■ EXERCISE DESCRIPTION
Extract, from the listing that follows, each line containing the word "moulé".

■ Records about charts and figures
^^^^^^^^^^^^^^^^

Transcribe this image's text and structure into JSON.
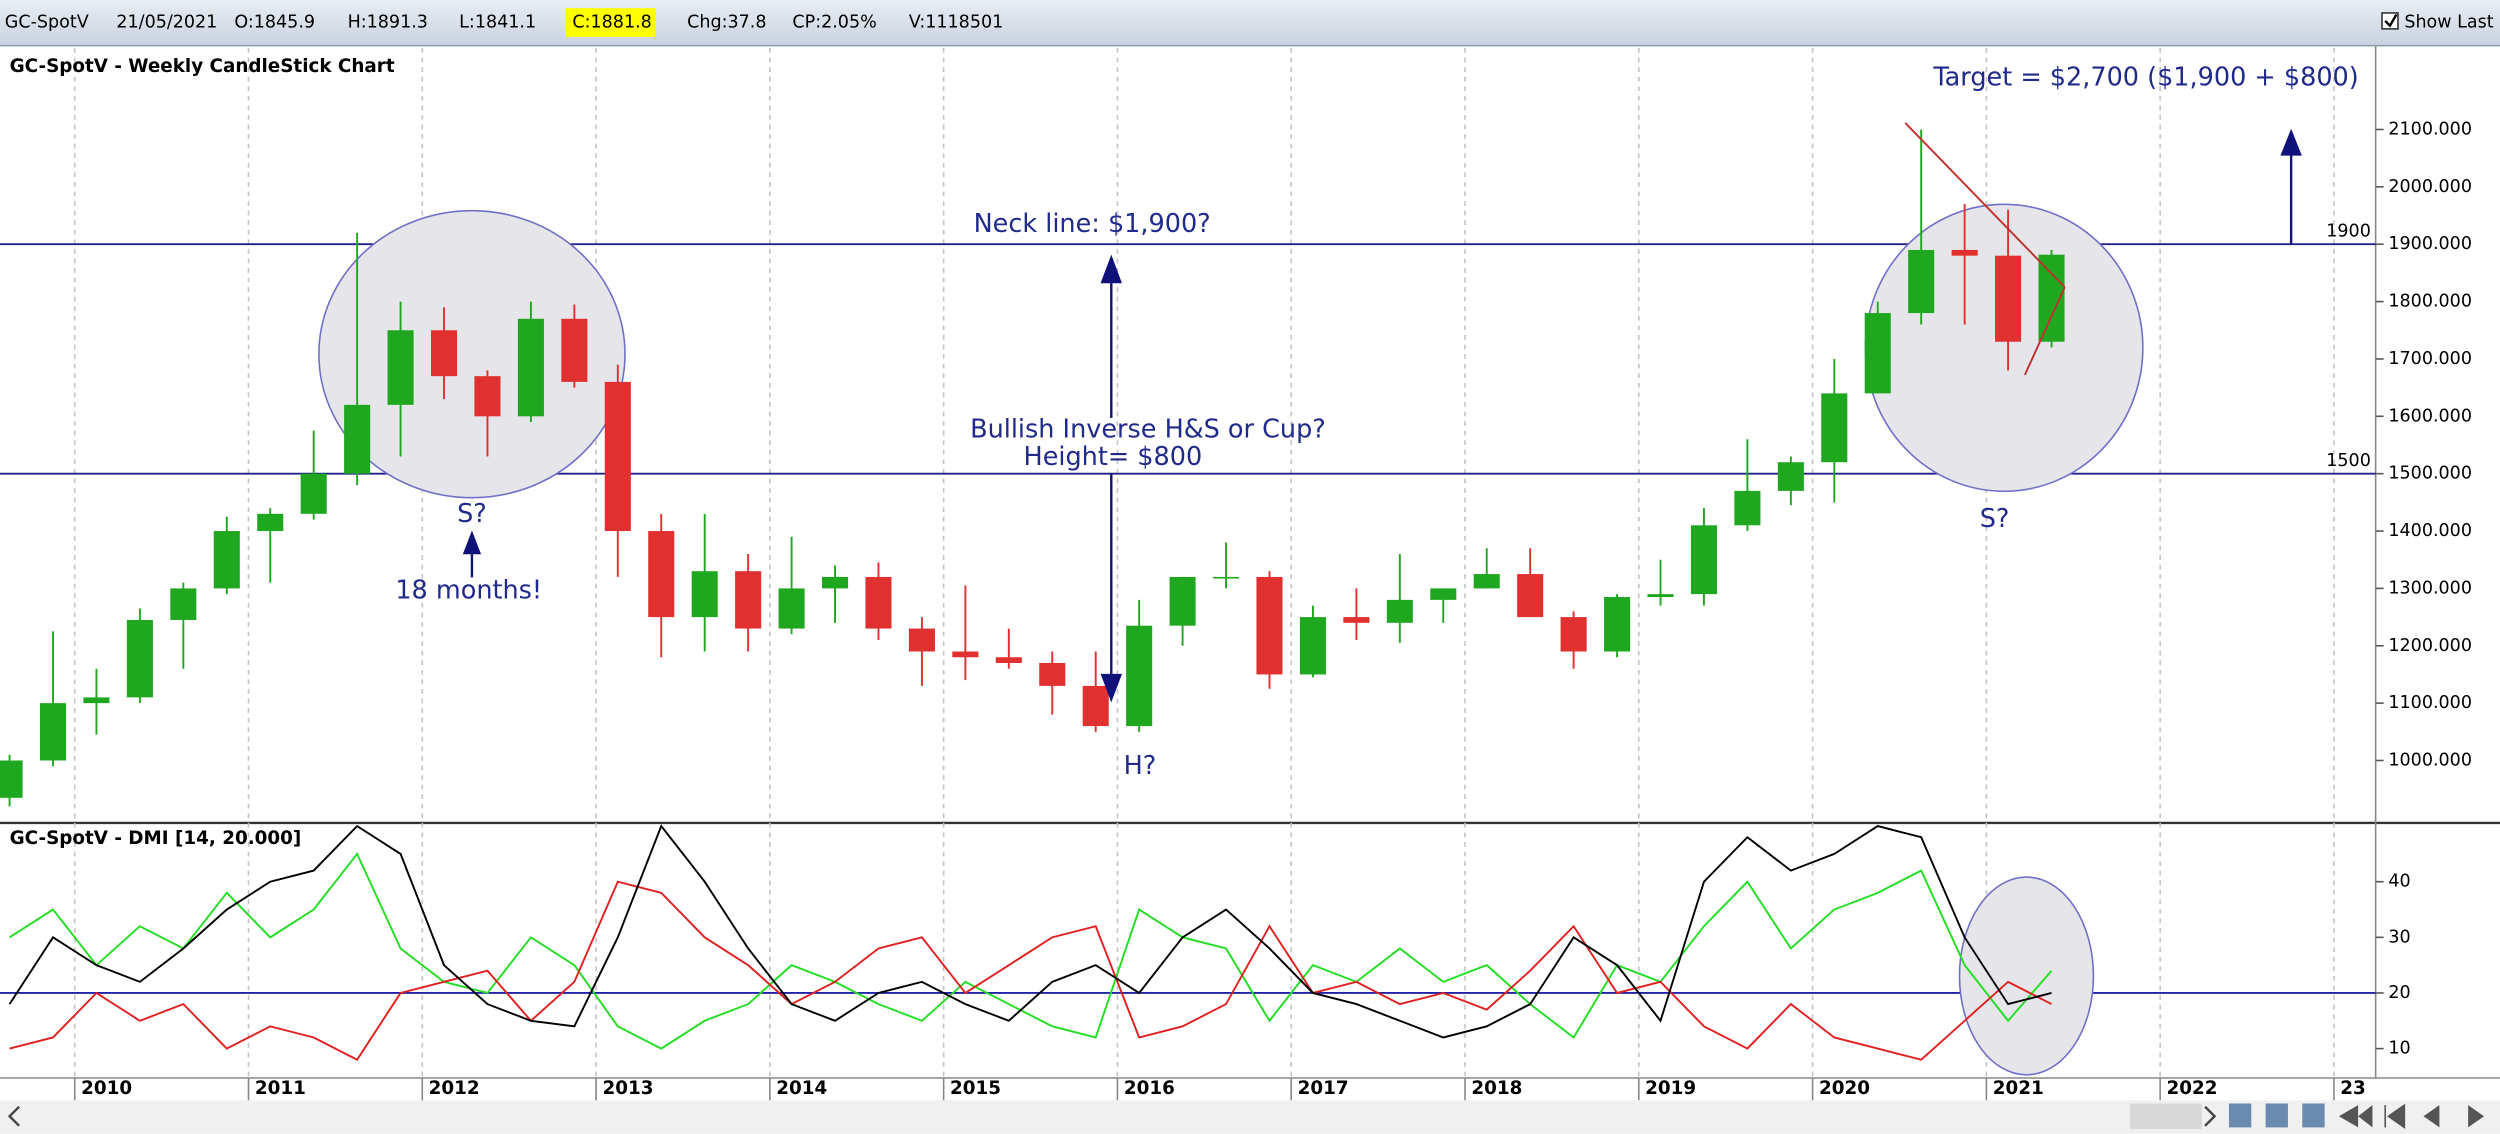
{
  "header": {
    "symbol": "GC-SpotV",
    "date": "21/05/2021",
    "open": "O:1845.9",
    "high": "H:1891.3",
    "low": "L:1841.1",
    "close": "C:1881.8",
    "change": "Chg:37.8",
    "change_pct": "CP:2.05%",
    "volume": "V:1118501",
    "show_last": "Show Last"
  },
  "chart_data": [
    {
      "type": "candlestick",
      "title": "GC-SpotV - Weekly CandleStick Chart",
      "x": [
        2009.625,
        2009.875,
        2010.125,
        2010.375,
        2010.625,
        2010.875,
        2011.125,
        2011.375,
        2011.625,
        2011.875,
        2012.125,
        2012.375,
        2012.625,
        2012.875,
        2013.125,
        2013.375,
        2013.625,
        2013.875,
        2014.125,
        2014.375,
        2014.625,
        2014.875,
        2015.125,
        2015.375,
        2015.625,
        2015.875,
        2016.125,
        2016.375,
        2016.625,
        2016.875,
        2017.125,
        2017.375,
        2017.625,
        2017.875,
        2018.125,
        2018.375,
        2018.625,
        2018.875,
        2019.125,
        2019.375,
        2019.625,
        2019.875,
        2020.125,
        2020.375,
        2020.625,
        2020.875,
        2021.125,
        2021.375
      ],
      "open": [
        935,
        1000,
        1100,
        1110,
        1245,
        1300,
        1400,
        1430,
        1500,
        1620,
        1750,
        1670,
        1600,
        1770,
        1660,
        1400,
        1250,
        1330,
        1230,
        1300,
        1320,
        1230,
        1190,
        1180,
        1170,
        1130,
        1060,
        1235,
        1320,
        1320,
        1150,
        1250,
        1240,
        1280,
        1300,
        1325,
        1250,
        1190,
        1285,
        1290,
        1410,
        1470,
        1520,
        1640,
        1780,
        1890,
        1880,
        1730
      ],
      "high": [
        1010,
        1225,
        1160,
        1265,
        1310,
        1425,
        1440,
        1575,
        1920,
        1800,
        1790,
        1680,
        1800,
        1795,
        1690,
        1430,
        1430,
        1360,
        1390,
        1340,
        1345,
        1250,
        1305,
        1230,
        1190,
        1190,
        1280,
        1320,
        1380,
        1330,
        1270,
        1300,
        1360,
        1300,
        1370,
        1370,
        1260,
        1290,
        1350,
        1440,
        1560,
        1530,
        1700,
        1800,
        2100,
        1970,
        1960,
        1890
      ],
      "low": [
        920,
        990,
        1045,
        1100,
        1160,
        1290,
        1310,
        1420,
        1480,
        1530,
        1630,
        1530,
        1590,
        1650,
        1320,
        1180,
        1190,
        1190,
        1220,
        1240,
        1210,
        1130,
        1140,
        1160,
        1080,
        1050,
        1050,
        1200,
        1300,
        1125,
        1145,
        1210,
        1205,
        1240,
        1300,
        1250,
        1160,
        1180,
        1270,
        1270,
        1400,
        1445,
        1450,
        1640,
        1760,
        1760,
        1680,
        1720
      ],
      "close": [
        1000,
        1100,
        1110,
        1245,
        1300,
        1400,
        1430,
        1500,
        1620,
        1750,
        1670,
        1600,
        1770,
        1660,
        1400,
        1250,
        1330,
        1230,
        1300,
        1320,
        1230,
        1190,
        1180,
        1170,
        1130,
        1060,
        1235,
        1320,
        1320,
        1150,
        1250,
        1240,
        1280,
        1300,
        1325,
        1250,
        1190,
        1285,
        1290,
        1410,
        1470,
        1520,
        1640,
        1780,
        1890,
        1880,
        1730,
        1881.8
      ],
      "up_color": "#1fa81f",
      "down_color": "#e03030",
      "xlim": [
        2009.57,
        2023.24
      ],
      "ylim": [
        894,
        2242
      ],
      "xticks": [
        2010,
        2011,
        2012,
        2013,
        2014,
        2015,
        2016,
        2017,
        2018,
        2019,
        2020,
        2021,
        2022,
        {
          "value": 2023,
          "label": "23"
        }
      ],
      "yticks": [
        {
          "value": 1000,
          "label": "1000.000"
        },
        {
          "value": 1100,
          "label": "1100.000"
        },
        {
          "value": 1200,
          "label": "1200.000"
        },
        {
          "value": 1300,
          "label": "1300.000"
        },
        {
          "value": 1400,
          "label": "1400.000"
        },
        {
          "value": 1500,
          "label": "1500.000"
        },
        {
          "value": 1600,
          "label": "1600.000"
        },
        {
          "value": 1700,
          "label": "1700.000"
        },
        {
          "value": 1800,
          "label": "1800.000"
        },
        {
          "value": 1900,
          "label": "1900.000"
        },
        {
          "value": 2000,
          "label": "2000.000"
        },
        {
          "value": 2100,
          "label": "2100.000"
        }
      ],
      "grid": true,
      "hlines": [
        {
          "value": 1900,
          "label": "1900"
        },
        {
          "value": 1500,
          "label": "1500"
        }
      ],
      "annotations": [
        "Target = $2,700 ($1,900 + $800)",
        "Neck line: $1,900?",
        "Bullish Inverse H&S or Cup?",
        "Height= $800",
        "S?",
        "S?",
        "18 months!",
        "H?"
      ]
    },
    {
      "type": "line",
      "title": "GC-SpotV - DMI [14, 20.000]",
      "x": [
        2009.625,
        2009.875,
        2010.125,
        2010.375,
        2010.625,
        2010.875,
        2011.125,
        2011.375,
        2011.625,
        2011.875,
        2012.125,
        2012.375,
        2012.625,
        2012.875,
        2013.125,
        2013.375,
        2013.625,
        2013.875,
        2014.125,
        2014.375,
        2014.625,
        2014.875,
        2015.125,
        2015.375,
        2015.625,
        2015.875,
        2016.125,
        2016.375,
        2016.625,
        2016.875,
        2017.125,
        2017.375,
        2017.625,
        2017.875,
        2018.125,
        2018.375,
        2018.625,
        2018.875,
        2019.125,
        2019.375,
        2019.625,
        2019.875,
        2020.125,
        2020.375,
        2020.625,
        2020.875,
        2021.125,
        2021.375
      ],
      "series": [
        {
          "color": "#22dd22",
          "values": [
            30,
            35,
            25,
            32,
            28,
            38,
            30,
            35,
            45,
            28,
            22,
            20,
            30,
            25,
            14,
            10,
            15,
            18,
            25,
            22,
            18,
            15,
            22,
            18,
            14,
            12,
            35,
            30,
            28,
            15,
            25,
            22,
            28,
            22,
            25,
            18,
            12,
            25,
            22,
            32,
            40,
            28,
            35,
            38,
            42,
            25,
            15,
            24
          ]
        },
        {
          "color": "#e02020",
          "values": [
            10,
            12,
            20,
            15,
            18,
            10,
            14,
            12,
            8,
            20,
            22,
            24,
            15,
            22,
            40,
            38,
            30,
            25,
            18,
            22,
            28,
            30,
            20,
            25,
            30,
            32,
            12,
            14,
            18,
            32,
            20,
            22,
            18,
            20,
            17,
            24,
            32,
            20,
            22,
            14,
            10,
            18,
            12,
            10,
            8,
            15,
            22,
            18
          ]
        },
        {
          "color": "#000000",
          "values": [
            18,
            30,
            25,
            22,
            28,
            35,
            40,
            42,
            50,
            45,
            25,
            18,
            15,
            14,
            30,
            50,
            40,
            28,
            18,
            15,
            20,
            22,
            18,
            15,
            22,
            25,
            20,
            30,
            35,
            28,
            20,
            18,
            15,
            12,
            14,
            18,
            30,
            25,
            15,
            40,
            48,
            42,
            45,
            50,
            48,
            30,
            18,
            20
          ]
        }
      ],
      "threshold": 20,
      "xlim": [
        2009.57,
        2023.24
      ],
      "ylim": [
        5,
        50
      ],
      "yticks": [
        10,
        20,
        30,
        40
      ]
    }
  ]
}
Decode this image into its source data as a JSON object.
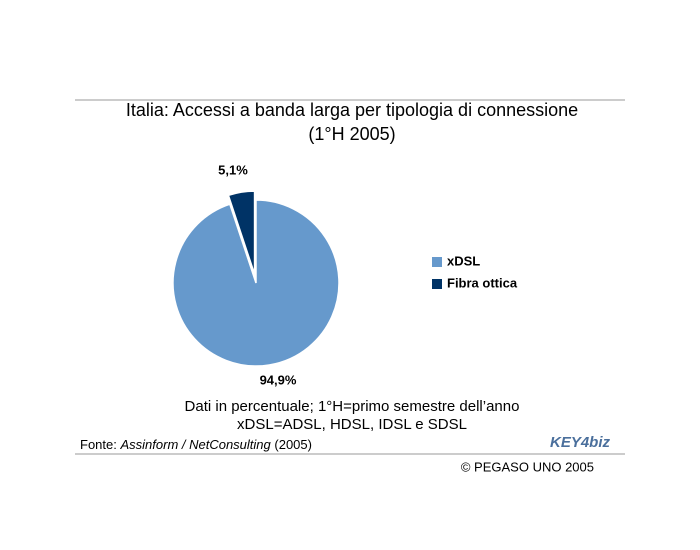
{
  "chart_data": {
    "type": "pie",
    "title": "Italia: Accessi a banda larga per tipologia di connessione",
    "subtitle": "(1°H 2005)",
    "categories": [
      "xDSL",
      "Fibra ottica"
    ],
    "values": [
      94.9,
      5.1
    ],
    "value_labels": [
      "94,9%",
      "5,1%"
    ],
    "colors": [
      "#6699cc",
      "#003366"
    ],
    "notes": [
      "Dati in percentuale; 1°H=primo semestre dell’anno",
      "xDSL=ADSL, HDSL, IDSL e SDSL"
    ],
    "source": {
      "prefix": "Fonte:",
      "name": "Assinform / NetConsulting",
      "year": "(2005)"
    },
    "logo": "KEY4biz",
    "copyright": "© PEGASO UNO 2005"
  }
}
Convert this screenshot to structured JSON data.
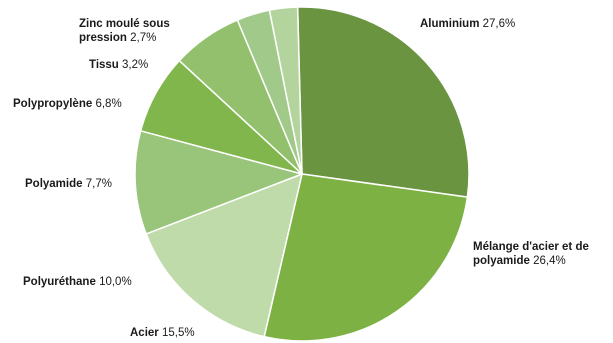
{
  "chart_data": {
    "type": "pie",
    "title": "",
    "slices": [
      {
        "label": "Aluminium",
        "name_lines": [
          "Aluminium"
        ],
        "value": 27.6,
        "value_label": "27,6%",
        "color": "#6a9440"
      },
      {
        "label": "Mélange d'acier et de polyamide",
        "name_lines": [
          "Mélange d'acier et de",
          "polyamide"
        ],
        "value": 26.4,
        "value_label": "26,4%",
        "color": "#7db143"
      },
      {
        "label": "Acier",
        "name_lines": [
          "Acier"
        ],
        "value": 15.5,
        "value_label": "15,5%",
        "color": "#c0dbaa"
      },
      {
        "label": "Polyuréthane",
        "name_lines": [
          "Polyuréthane"
        ],
        "value": 10.0,
        "value_label": "10,0%",
        "color": "#98c57a"
      },
      {
        "label": "Polyamide",
        "name_lines": [
          "Polyamide"
        ],
        "value": 7.7,
        "value_label": "7,7%",
        "color": "#80b64b"
      },
      {
        "label": "Polypropylène",
        "name_lines": [
          "Polypropylène"
        ],
        "value": 6.8,
        "value_label": "6,8%",
        "color": "#92c06c"
      },
      {
        "label": "Tissu",
        "name_lines": [
          "Tissu"
        ],
        "value": 3.2,
        "value_label": "3,2%",
        "color": "#a1c98a"
      },
      {
        "label": "Zinc moulé sous pression",
        "name_lines": [
          "Zinc moulé sous",
          "pression"
        ],
        "value": 2.7,
        "value_label": "2,7%",
        "color": "#b4d49e"
      }
    ],
    "start_angle_deg": -1.5,
    "direction": "clockwise",
    "legend": "none",
    "label_placement": "outside"
  }
}
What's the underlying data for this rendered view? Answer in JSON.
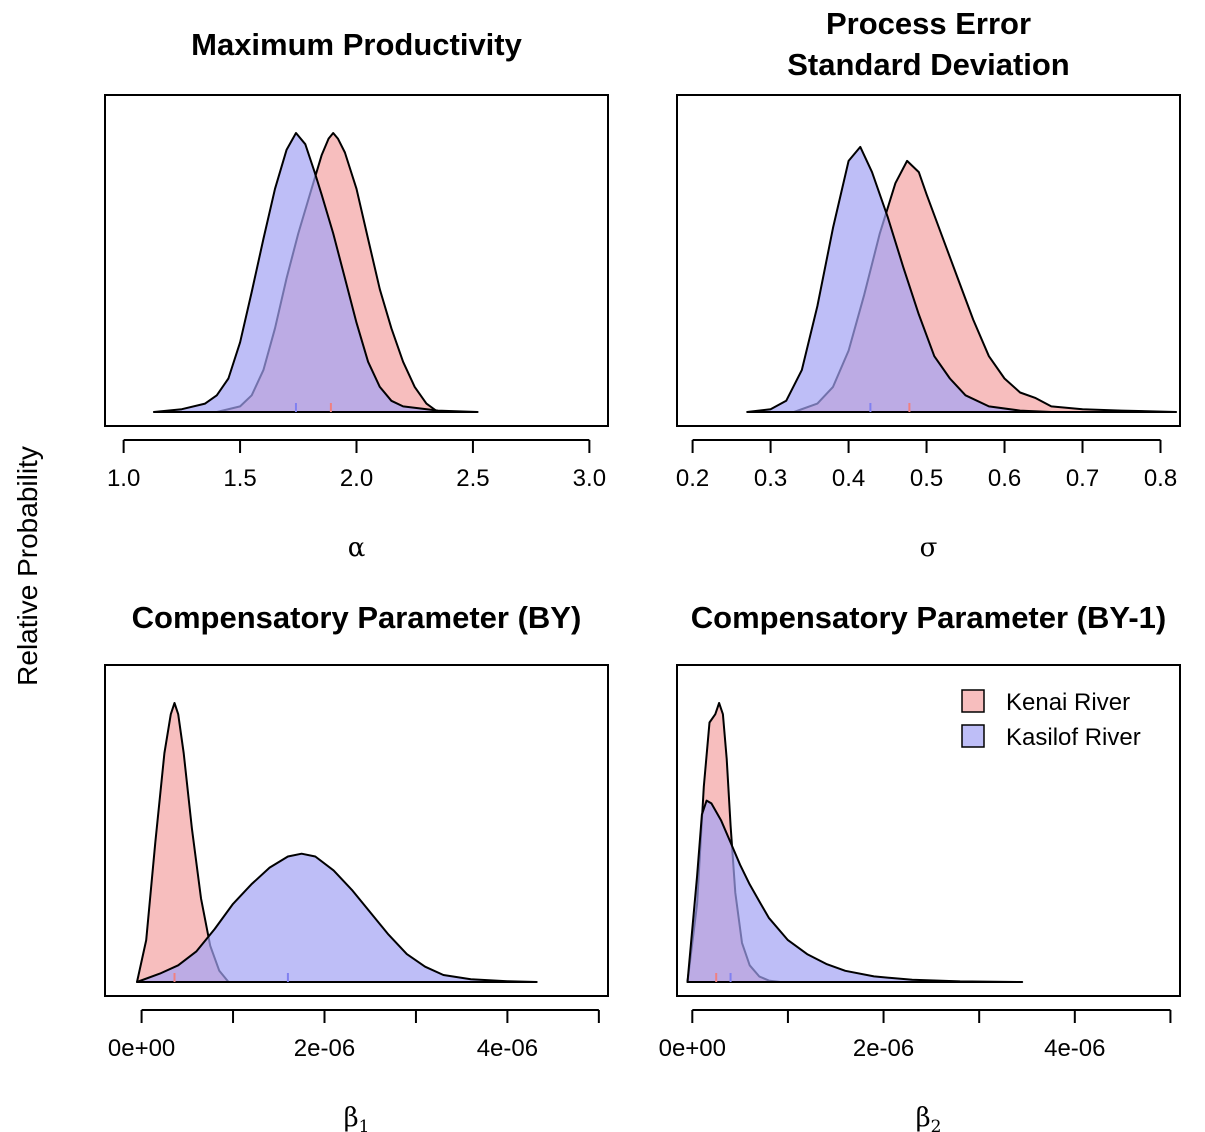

^^^^^^^^^^^^^^^^

■ SOLVED PROBLEM
        "label": "Zinc moulé sous pression",
          "Zinc moulé sous",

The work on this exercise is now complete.